Collected data entries

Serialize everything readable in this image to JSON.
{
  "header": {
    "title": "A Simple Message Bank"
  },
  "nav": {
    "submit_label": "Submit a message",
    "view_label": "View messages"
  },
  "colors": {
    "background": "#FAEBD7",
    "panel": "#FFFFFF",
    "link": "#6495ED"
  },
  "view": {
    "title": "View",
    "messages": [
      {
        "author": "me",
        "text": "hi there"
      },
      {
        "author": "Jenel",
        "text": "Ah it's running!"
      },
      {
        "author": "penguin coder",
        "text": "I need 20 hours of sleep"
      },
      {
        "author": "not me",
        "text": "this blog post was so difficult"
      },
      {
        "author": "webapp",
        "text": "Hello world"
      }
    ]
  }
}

» Written request:
Copy down the whole of the data above, matching it exactly.

» Final result:
Serialize everything readable in this image to JSON.
{
  "header": {
    "title": "A Simple Message Bank"
  },
  "nav": {
    "submit_label": "Submit a message",
    "view_label": "View messages"
  },
  "colors": {
    "background": "#FAEBD7",
    "panel": "#FFFFFF",
    "link": "#6495ED"
  },
  "view": {
    "title": "View",
    "messages": [
      {
        "author": "me",
        "text": "hi there"
      },
      {
        "author": "Jenel",
        "text": "Ah it's running!"
      },
      {
        "author": "penguin coder",
        "text": "I need 20 hours of sleep"
      },
      {
        "author": "not me",
        "text": "this blog post was so difficult"
      },
      {
        "author": "webapp",
        "text": "Hello world"
      }
    ]
  }
}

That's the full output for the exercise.